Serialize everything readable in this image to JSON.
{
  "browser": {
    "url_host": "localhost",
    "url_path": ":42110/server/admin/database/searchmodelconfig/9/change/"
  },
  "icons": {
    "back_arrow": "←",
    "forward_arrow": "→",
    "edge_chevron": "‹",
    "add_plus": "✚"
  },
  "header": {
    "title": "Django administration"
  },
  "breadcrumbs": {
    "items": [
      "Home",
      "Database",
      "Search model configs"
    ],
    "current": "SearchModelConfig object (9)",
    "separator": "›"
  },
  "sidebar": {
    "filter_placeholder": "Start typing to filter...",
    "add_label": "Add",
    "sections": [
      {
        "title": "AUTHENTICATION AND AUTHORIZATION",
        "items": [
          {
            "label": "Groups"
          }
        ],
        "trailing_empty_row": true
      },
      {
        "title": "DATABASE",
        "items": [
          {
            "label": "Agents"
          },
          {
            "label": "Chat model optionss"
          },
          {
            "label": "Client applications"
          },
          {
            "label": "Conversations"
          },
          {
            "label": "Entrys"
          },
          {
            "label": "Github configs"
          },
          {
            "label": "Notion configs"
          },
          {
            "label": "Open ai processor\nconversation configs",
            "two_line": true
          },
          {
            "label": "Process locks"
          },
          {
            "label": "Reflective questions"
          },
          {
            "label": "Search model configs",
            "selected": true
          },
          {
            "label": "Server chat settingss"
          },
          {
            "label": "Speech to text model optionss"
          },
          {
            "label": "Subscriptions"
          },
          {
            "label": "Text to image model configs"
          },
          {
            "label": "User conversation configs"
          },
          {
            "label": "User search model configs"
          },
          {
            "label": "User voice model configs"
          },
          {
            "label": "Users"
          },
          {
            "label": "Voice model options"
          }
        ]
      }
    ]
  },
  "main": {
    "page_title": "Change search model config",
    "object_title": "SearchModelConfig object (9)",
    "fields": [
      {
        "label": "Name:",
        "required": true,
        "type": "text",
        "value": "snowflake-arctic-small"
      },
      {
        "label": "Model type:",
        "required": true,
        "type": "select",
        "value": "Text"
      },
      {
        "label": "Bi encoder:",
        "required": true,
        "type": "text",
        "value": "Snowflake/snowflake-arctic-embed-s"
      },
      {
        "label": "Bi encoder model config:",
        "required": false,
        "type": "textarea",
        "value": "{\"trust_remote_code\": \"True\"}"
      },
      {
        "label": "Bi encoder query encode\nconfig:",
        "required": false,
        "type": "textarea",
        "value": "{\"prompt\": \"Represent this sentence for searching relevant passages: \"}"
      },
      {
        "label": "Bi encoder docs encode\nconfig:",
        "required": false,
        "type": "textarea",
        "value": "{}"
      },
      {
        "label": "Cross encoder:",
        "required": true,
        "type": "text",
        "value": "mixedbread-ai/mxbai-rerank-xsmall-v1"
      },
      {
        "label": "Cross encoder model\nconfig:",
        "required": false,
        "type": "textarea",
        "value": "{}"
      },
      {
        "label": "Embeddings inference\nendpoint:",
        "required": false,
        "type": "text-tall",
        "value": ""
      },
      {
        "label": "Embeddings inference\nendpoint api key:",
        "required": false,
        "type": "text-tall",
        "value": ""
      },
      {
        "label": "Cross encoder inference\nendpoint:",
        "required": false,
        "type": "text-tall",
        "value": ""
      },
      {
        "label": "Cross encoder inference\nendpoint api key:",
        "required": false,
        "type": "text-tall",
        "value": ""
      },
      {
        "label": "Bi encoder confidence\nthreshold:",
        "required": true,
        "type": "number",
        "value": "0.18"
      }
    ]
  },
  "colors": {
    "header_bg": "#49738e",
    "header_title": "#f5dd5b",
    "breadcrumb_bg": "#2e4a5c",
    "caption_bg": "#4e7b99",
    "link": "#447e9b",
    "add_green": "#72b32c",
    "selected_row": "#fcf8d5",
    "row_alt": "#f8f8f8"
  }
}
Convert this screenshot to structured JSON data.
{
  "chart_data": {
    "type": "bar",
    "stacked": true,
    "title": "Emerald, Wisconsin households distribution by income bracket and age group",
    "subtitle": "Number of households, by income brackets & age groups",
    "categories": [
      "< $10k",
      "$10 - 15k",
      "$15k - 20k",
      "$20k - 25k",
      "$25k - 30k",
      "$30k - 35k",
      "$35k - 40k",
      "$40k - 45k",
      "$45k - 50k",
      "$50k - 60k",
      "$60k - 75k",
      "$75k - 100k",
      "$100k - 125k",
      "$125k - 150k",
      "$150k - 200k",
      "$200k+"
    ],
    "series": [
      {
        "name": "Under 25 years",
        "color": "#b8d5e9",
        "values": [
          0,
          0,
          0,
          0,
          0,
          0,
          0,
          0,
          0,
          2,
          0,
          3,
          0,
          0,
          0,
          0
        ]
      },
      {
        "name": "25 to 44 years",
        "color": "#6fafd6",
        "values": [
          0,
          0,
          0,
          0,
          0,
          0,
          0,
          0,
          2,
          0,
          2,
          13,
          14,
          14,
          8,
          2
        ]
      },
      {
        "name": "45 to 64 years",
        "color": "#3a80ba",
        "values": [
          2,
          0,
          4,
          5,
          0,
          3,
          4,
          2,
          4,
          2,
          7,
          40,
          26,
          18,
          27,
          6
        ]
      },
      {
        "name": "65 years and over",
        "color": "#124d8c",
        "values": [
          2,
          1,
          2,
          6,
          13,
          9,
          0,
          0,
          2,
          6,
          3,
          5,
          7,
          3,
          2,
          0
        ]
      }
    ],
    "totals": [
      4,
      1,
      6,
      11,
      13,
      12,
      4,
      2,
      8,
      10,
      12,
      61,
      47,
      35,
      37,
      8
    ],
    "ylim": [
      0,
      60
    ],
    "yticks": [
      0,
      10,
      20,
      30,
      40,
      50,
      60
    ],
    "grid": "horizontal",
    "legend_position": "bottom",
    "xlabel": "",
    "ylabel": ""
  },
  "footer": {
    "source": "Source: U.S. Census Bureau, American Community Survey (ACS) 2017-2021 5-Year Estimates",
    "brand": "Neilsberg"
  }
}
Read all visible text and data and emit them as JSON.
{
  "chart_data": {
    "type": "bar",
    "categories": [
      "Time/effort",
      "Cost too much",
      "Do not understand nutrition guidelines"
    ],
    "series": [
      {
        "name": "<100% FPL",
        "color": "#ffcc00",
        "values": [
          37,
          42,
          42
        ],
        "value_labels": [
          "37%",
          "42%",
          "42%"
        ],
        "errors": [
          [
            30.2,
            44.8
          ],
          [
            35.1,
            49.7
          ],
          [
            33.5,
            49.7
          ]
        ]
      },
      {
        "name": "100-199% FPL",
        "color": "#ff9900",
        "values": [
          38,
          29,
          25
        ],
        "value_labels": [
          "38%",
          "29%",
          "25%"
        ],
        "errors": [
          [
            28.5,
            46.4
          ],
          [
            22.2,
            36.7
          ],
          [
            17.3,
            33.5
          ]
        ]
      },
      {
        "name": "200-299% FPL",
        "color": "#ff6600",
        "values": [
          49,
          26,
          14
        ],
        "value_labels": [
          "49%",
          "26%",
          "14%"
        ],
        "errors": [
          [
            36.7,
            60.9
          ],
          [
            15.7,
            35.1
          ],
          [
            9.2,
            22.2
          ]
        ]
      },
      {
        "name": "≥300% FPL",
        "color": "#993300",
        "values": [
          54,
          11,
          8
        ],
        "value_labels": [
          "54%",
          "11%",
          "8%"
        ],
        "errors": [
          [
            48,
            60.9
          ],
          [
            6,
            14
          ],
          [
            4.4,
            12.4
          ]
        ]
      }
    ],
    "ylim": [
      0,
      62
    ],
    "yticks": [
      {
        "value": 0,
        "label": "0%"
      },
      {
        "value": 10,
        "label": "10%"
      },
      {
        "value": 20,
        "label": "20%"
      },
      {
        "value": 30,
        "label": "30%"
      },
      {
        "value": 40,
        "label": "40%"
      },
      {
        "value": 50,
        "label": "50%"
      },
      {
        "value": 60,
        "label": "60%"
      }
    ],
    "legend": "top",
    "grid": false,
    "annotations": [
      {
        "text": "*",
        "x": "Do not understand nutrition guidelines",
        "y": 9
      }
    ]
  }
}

* * * * *

**PROBLEM DETAILS:** Show each line holding the word "optionss".

**EXPECTED OUTPUT:**
            "label": "Chat model optionss"
            "label": "Speech to text model optionss"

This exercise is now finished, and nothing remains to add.